- _Data lines_:
*-*-*

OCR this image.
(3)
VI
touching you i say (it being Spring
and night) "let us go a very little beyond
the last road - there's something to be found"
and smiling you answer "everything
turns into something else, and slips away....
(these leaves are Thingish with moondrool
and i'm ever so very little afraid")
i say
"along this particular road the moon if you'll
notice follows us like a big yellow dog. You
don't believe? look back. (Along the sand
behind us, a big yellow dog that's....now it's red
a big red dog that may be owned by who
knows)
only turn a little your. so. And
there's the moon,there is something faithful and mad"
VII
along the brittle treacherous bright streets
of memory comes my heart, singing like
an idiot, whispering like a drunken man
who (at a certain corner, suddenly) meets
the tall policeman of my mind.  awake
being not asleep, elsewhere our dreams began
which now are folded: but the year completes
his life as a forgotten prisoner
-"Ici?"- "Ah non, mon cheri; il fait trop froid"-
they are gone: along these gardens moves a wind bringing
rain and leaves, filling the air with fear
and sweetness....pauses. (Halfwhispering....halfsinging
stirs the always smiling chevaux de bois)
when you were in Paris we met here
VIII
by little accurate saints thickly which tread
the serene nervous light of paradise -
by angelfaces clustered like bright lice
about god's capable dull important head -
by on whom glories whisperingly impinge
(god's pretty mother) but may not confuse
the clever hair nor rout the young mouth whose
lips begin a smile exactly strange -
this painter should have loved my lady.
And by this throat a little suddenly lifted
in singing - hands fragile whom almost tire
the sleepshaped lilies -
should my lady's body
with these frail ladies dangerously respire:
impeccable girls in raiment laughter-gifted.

*-*-*

Transcribe the material above word for word.

OCR this image.
(3)
VI
touching you i say (it being Spring
and night) "let us go a very little beyond
the last road - there's something to be found"
and smiling you answer "everything
turns into something else, and slips away....
(these leaves are Thingish with moondrool
and i'm ever so very little afraid")
i say
"along this particular road the moon if you'll
notice follows us like a big yellow dog. You
don't believe? look back. (Along the sand
behind us, a big yellow dog that's....now it's red
a big red dog that may be owned by who
knows)
only turn a little your. so. And
there's the moon,there is something faithful and mad"
VII
along the brittle treacherous bright streets
of memory comes my heart, singing like
an idiot, whispering like a drunken man
who (at a certain corner, suddenly) meets
the tall policeman of my mind.  awake
being not asleep, elsewhere our dreams began
which now are folded: but the year completes
his life as a forgotten prisoner
-"Ici?"- "Ah non, mon cheri; il fait trop froid"-
they are gone: along these gardens moves a wind bringing
rain and leaves, filling the air with fear
and sweetness....pauses. (Halfwhispering....halfsinging
stirs the always smiling chevaux de bois)
when you were in Paris we met here
VIII
by little accurate saints thickly which tread
the serene nervous light of paradise -
by angelfaces clustered like bright lice
about god's capable dull important head -
by on whom glories whisperingly impinge
(god's pretty mother) but may not confuse
the clever hair nor rout the young mouth whose
lips begin a smile exactly strange -
this painter should have loved my lady.
And by this throat a little suddenly lifted
in singing - hands fragile whom almost tire
the sleepshaped lilies -
should my lady's body
with these frail ladies dangerously respire:
impeccable girls in raiment laughter-gifted.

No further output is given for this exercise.